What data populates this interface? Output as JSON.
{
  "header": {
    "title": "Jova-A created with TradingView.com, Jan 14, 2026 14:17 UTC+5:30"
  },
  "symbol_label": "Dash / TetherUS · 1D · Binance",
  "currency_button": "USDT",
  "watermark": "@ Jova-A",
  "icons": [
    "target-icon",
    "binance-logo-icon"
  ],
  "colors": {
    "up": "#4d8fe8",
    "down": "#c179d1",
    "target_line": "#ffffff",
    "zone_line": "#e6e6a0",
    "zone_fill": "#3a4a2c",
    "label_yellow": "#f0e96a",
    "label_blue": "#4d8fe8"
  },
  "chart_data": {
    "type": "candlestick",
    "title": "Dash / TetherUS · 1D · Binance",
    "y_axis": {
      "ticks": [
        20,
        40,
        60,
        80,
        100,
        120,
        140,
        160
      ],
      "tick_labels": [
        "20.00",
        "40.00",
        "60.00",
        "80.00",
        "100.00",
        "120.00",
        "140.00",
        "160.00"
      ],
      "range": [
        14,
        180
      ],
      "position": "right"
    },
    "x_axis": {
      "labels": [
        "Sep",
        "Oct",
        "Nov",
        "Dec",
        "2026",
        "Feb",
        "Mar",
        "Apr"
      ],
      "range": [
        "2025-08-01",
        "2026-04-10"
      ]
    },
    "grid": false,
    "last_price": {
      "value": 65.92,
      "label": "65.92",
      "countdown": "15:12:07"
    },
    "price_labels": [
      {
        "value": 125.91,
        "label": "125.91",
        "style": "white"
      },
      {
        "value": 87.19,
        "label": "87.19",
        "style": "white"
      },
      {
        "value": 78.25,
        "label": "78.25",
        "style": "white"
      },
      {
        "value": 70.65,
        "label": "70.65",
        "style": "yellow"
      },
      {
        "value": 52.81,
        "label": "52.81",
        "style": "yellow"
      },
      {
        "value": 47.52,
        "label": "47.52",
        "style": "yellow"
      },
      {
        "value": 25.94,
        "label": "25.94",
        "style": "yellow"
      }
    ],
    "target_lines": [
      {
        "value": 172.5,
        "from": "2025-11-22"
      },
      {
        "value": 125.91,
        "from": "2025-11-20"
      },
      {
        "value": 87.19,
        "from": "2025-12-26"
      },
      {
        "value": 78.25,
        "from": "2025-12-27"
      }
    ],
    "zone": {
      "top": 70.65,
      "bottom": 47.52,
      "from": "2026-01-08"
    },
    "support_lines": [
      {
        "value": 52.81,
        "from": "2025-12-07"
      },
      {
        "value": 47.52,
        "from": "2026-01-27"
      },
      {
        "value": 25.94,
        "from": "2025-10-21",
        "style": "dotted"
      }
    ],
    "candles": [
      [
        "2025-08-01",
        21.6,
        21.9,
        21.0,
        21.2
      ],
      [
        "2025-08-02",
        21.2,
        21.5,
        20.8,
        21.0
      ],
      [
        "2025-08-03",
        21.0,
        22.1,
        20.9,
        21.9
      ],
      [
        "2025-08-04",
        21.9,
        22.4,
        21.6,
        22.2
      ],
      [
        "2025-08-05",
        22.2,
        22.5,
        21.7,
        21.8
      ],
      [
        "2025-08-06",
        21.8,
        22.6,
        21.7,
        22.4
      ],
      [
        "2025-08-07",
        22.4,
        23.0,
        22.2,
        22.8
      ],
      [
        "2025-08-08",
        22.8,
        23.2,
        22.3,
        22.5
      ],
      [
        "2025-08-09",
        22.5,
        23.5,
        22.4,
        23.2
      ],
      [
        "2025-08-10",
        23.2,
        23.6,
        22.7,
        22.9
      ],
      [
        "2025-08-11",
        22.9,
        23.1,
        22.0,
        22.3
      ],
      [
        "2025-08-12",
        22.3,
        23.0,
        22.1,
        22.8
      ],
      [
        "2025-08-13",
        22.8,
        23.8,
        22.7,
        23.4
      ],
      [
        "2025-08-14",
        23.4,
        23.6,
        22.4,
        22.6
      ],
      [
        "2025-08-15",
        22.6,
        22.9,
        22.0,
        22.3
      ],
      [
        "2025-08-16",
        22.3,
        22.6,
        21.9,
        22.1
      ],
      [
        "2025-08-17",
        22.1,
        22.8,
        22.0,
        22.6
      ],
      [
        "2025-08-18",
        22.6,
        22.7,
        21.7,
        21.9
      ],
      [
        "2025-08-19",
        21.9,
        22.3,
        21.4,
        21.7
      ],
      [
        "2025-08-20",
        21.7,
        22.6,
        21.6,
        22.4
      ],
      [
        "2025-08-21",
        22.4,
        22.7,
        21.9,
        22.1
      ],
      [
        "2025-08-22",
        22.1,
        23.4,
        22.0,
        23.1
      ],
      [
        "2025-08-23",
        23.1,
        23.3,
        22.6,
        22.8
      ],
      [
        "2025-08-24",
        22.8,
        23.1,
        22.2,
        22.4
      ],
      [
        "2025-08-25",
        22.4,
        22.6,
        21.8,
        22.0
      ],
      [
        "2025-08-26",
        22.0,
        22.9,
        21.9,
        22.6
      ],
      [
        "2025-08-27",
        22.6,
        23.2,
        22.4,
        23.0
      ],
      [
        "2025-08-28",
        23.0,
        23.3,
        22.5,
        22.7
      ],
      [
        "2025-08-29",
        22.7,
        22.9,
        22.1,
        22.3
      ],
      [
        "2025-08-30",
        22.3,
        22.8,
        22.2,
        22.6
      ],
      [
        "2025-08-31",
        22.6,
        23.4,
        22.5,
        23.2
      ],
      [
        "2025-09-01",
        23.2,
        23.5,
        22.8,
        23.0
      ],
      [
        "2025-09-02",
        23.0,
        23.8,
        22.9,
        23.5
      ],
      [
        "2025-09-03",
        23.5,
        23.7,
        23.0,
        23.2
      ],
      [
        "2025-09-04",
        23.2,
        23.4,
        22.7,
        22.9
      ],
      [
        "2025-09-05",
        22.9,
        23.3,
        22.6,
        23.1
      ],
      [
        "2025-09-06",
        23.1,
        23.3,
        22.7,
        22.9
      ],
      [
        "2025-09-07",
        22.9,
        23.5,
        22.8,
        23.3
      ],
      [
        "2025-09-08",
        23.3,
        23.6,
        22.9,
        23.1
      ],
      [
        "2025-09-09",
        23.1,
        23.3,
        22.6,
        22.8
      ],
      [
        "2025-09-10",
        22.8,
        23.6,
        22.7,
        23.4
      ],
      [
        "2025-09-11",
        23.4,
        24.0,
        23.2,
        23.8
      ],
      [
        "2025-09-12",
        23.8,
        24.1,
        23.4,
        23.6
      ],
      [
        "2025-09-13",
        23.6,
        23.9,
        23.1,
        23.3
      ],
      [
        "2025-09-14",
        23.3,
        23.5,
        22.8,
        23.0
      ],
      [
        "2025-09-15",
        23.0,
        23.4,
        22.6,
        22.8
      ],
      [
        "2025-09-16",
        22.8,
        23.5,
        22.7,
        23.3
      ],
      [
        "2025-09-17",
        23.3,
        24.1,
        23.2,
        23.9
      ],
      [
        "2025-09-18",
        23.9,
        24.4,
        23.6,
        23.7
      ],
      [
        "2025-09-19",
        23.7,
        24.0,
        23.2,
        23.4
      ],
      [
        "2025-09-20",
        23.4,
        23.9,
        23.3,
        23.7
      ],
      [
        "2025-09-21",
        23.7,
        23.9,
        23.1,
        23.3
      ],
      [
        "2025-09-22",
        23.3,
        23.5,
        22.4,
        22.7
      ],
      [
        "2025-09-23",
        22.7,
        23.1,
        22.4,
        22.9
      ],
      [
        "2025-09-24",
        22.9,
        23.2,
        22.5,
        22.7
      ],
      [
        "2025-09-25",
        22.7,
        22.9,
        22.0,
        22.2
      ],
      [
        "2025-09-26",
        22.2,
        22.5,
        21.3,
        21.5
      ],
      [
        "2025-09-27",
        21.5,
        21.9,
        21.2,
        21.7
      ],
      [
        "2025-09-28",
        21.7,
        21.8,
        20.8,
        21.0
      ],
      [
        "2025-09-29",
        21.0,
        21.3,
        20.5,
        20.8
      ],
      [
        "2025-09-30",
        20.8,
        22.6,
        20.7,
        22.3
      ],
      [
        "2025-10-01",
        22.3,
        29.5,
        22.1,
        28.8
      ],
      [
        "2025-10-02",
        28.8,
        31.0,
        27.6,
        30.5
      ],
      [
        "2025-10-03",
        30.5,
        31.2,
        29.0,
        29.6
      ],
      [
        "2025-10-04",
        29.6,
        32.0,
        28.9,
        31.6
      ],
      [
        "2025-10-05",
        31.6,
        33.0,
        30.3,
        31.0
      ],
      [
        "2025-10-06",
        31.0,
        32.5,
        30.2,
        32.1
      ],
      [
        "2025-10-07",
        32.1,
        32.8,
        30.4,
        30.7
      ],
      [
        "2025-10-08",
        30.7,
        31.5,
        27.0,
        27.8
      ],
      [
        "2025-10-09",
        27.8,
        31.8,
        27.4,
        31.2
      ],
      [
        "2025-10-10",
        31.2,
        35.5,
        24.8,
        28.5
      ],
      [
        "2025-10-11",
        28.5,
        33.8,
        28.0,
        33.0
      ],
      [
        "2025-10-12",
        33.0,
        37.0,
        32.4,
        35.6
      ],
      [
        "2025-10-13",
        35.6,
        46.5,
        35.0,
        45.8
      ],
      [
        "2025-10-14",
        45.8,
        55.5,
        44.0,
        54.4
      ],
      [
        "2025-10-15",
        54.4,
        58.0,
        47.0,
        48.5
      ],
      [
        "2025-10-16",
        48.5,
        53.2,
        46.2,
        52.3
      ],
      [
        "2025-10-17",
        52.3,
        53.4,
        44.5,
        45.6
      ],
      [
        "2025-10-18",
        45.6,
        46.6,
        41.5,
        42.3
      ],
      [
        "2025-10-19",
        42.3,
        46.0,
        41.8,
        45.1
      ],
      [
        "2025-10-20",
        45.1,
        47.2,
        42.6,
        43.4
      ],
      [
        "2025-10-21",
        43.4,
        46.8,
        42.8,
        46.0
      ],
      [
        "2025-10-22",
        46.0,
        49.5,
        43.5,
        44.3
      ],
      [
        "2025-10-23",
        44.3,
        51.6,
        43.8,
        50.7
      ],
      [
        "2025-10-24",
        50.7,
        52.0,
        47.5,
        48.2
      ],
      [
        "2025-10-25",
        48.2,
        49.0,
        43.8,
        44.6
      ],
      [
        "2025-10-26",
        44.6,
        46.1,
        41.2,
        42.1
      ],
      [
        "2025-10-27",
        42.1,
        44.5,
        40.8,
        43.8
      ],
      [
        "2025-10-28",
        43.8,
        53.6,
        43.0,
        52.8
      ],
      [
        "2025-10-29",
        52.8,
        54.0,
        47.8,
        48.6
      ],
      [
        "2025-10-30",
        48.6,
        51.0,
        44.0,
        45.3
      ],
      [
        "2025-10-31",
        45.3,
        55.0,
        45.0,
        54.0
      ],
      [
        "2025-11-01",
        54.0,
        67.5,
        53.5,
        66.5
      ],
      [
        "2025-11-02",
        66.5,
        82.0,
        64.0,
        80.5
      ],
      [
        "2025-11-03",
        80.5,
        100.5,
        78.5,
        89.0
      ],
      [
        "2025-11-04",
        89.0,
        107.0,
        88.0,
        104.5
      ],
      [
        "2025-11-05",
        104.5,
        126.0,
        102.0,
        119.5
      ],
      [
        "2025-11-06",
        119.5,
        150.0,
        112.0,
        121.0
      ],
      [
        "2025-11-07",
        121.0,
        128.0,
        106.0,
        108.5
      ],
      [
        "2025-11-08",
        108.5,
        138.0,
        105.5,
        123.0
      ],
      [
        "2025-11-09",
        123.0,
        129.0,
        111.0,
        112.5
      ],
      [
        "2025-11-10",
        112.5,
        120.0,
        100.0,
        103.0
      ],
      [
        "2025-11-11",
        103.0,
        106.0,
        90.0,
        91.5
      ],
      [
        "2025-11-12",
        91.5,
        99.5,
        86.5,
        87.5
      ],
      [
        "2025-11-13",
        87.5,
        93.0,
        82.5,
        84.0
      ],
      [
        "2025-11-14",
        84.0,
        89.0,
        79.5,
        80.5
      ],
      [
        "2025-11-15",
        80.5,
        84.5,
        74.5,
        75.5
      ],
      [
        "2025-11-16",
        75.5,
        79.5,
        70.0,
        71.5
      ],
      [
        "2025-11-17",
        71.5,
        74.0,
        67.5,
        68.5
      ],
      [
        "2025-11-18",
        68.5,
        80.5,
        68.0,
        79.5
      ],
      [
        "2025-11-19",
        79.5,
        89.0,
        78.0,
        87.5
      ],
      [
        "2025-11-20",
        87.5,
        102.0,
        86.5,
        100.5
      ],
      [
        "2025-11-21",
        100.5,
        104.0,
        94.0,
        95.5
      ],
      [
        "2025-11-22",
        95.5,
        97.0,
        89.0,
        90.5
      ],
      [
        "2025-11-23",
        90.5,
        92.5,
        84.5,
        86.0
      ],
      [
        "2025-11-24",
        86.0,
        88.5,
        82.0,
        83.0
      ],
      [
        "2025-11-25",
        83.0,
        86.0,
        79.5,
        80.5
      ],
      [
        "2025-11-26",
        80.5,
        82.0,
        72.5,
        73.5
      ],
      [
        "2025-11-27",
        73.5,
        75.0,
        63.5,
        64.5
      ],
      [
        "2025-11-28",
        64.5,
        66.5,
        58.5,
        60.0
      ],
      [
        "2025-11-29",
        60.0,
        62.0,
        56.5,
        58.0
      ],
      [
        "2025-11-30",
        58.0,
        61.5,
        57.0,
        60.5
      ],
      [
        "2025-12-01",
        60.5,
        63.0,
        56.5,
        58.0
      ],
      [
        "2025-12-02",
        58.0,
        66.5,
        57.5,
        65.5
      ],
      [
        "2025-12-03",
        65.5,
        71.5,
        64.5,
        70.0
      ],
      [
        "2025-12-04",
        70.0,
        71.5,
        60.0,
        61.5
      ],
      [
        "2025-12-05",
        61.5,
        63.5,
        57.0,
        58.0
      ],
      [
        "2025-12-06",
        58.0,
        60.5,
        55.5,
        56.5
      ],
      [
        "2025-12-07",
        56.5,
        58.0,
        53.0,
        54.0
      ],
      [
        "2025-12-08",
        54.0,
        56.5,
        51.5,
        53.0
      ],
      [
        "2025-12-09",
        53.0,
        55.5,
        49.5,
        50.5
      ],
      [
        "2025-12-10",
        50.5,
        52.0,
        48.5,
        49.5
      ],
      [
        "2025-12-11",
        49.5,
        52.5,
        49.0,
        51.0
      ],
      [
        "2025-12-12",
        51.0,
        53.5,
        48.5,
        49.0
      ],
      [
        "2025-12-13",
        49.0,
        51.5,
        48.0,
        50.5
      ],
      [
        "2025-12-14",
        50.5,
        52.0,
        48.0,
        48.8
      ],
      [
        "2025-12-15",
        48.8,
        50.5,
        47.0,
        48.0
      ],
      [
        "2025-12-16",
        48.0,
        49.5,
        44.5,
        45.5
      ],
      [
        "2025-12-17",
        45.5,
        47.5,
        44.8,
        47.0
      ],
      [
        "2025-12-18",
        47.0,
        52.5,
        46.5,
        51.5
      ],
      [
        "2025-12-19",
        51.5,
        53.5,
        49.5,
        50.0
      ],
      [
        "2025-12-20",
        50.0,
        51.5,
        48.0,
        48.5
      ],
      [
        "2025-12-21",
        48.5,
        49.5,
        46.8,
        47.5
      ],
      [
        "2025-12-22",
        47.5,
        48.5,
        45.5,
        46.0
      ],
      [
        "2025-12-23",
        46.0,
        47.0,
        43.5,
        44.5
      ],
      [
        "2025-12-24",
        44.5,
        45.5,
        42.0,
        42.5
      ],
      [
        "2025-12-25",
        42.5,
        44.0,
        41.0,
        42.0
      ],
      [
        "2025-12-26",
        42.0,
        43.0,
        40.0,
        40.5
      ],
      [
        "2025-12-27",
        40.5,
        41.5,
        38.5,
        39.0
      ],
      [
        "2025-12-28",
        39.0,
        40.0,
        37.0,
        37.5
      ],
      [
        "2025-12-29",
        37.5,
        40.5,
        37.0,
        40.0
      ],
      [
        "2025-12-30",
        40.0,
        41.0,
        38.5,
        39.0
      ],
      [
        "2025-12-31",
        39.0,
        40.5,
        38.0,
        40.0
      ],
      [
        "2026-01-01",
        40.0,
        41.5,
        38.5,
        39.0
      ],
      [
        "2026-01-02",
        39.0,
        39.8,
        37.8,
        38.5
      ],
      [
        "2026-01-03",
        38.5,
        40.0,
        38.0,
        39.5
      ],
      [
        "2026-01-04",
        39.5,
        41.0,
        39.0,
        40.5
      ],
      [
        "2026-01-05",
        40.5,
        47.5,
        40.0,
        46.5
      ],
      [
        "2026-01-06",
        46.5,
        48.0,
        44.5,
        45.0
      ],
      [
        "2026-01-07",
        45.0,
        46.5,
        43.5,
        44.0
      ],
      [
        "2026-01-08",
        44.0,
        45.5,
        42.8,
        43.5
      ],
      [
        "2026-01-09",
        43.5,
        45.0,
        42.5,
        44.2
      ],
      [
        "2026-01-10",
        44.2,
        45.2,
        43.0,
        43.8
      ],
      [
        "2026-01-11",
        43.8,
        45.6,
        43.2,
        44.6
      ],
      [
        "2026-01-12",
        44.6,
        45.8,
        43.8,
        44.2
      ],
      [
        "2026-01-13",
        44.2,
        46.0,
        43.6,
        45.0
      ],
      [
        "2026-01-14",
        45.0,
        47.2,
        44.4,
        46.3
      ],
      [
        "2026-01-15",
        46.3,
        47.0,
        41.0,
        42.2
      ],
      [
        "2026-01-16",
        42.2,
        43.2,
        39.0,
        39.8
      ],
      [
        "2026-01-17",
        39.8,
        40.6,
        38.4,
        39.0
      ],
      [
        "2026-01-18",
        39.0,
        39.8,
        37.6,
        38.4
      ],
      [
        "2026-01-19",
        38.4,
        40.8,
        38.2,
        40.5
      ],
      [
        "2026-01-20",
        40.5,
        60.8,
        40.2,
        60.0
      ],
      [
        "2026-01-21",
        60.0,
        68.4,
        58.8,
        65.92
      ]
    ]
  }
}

-*-*-

Goal of the exercise
Tally the lines of the material above that contain the word "Jova" and report the total alone.

Complete output
2